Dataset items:
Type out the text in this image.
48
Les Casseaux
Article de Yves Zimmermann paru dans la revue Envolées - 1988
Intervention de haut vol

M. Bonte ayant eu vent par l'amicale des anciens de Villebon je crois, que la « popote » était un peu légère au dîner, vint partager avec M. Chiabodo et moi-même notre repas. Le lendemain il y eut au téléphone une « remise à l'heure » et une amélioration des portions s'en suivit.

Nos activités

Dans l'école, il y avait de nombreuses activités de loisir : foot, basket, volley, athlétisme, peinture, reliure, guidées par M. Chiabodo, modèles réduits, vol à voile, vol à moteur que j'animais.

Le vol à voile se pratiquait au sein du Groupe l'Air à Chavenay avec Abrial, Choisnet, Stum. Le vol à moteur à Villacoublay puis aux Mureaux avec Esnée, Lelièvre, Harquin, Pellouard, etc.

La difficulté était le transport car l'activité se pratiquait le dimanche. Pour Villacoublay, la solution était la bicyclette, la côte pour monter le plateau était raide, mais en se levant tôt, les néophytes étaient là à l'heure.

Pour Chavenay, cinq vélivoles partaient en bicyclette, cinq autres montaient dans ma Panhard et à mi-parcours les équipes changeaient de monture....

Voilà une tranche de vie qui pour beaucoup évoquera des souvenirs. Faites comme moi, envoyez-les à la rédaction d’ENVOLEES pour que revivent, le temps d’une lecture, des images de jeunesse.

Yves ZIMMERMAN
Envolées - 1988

Directions » Extract each line of the material exactly as it stands.

Solution for this problem »
Type out the text in this image.
48
Les Casseaux
Article de Yves Zimmermann paru dans la revue Envolées - 1988
Intervention de haut vol

M. Bonte ayant eu vent par l'amicale des anciens de Villebon je crois, que la « popote » était un peu légère au dîner, vint partager avec M. Chiabodo et moi-même notre repas. Le lendemain il y eut au téléphone une « remise à l'heure » et une amélioration des portions s'en suivit.

Nos activités

Dans l'école, il y avait de nombreuses activités de loisir : foot, basket, volley, athlétisme, peinture, reliure, guidées par M. Chiabodo, modèles réduits, vol à voile, vol à moteur que j'animais.

Le vol à voile se pratiquait au sein du Groupe l'Air à Chavenay avec Abrial, Choisnet, Stum. Le vol à moteur à Villacoublay puis aux Mureaux avec Esnée, Lelièvre, Harquin, Pellouard, etc.

La difficulté était le transport car l'activité se pratiquait le dimanche. Pour Villacoublay, la solution était la bicyclette, la côte pour monter le plateau était raide, mais en se levant tôt, les néophytes étaient là à l'heure.

Pour Chavenay, cinq vélivoles partaient en bicyclette, cinq autres montaient dans ma Panhard et à mi-parcours les équipes changeaient de monture....

Voilà une tranche de vie qui pour beaucoup évoquera des souvenirs. Faites comme moi, envoyez-les à la rédaction d’ENVOLEES pour que revivent, le temps d’une lecture, des images de jeunesse.

Yves ZIMMERMAN
Envolées - 1988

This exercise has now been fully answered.